— Exercise task —
Your task is to copy every record exactly.
---------- Records supplied ----------
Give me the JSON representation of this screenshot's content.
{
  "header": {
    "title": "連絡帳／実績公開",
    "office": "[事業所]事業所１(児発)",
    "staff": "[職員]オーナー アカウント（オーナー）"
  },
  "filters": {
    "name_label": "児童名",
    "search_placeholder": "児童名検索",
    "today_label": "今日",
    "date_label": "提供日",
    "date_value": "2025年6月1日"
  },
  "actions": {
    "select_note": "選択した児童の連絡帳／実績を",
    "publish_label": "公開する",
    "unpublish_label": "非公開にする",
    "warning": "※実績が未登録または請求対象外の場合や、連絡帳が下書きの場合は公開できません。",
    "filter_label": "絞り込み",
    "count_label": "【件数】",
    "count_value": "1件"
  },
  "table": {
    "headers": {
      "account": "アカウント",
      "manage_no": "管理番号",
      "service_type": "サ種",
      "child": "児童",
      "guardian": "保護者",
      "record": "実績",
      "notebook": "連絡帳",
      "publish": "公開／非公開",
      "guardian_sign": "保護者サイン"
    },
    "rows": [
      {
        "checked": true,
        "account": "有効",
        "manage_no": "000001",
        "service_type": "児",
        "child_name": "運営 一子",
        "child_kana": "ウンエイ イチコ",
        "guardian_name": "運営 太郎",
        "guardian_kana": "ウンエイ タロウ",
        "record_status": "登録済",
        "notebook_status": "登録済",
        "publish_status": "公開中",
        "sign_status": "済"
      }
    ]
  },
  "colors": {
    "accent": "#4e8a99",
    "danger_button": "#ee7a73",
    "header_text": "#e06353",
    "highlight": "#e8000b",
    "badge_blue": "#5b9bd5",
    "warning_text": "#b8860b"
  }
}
----------
— Expected answer —
Give me the JSON representation of this screenshot's content.
{
  "header": {
    "title": "連絡帳／実績公開",
    "office": "[事業所]事業所１(児発)",
    "staff": "[職員]オーナー アカウント（オーナー）"
  },
  "filters": {
    "name_label": "児童名",
    "search_placeholder": "児童名検索",
    "today_label": "今日",
    "date_label": "提供日",
    "date_value": "2025年6月1日"
  },
  "actions": {
    "select_note": "選択した児童の連絡帳／実績を",
    "publish_label": "公開する",
    "unpublish_label": "非公開にする",
    "warning": "※実績が未登録または請求対象外の場合や、連絡帳が下書きの場合は公開できません。",
    "filter_label": "絞り込み",
    "count_label": "【件数】",
    "count_value": "1件"
  },
  "table": {
    "headers": {
      "account": "アカウント",
      "manage_no": "管理番号",
      "service_type": "サ種",
      "child": "児童",
      "guardian": "保護者",
      "record": "実績",
      "notebook": "連絡帳",
      "publish": "公開／非公開",
      "guardian_sign": "保護者サイン"
    },
    "rows": [
      {
        "checked": true,
        "account": "有効",
        "manage_no": "000001",
        "service_type": "児",
        "child_name": "運営 一子",
        "child_kana": "ウンエイ イチコ",
        "guardian_name": "運営 太郎",
        "guardian_kana": "ウンエイ タロウ",
        "record_status": "登録済",
        "notebook_status": "登録済",
        "publish_status": "公開中",
        "sign_status": "済"
      }
    ]
  },
  "colors": {
    "accent": "#4e8a99",
    "danger_button": "#ee7a73",
    "header_text": "#e06353",
    "highlight": "#e8000b",
    "badge_blue": "#5b9bd5",
    "warning_text": "#b8860b"
  }
}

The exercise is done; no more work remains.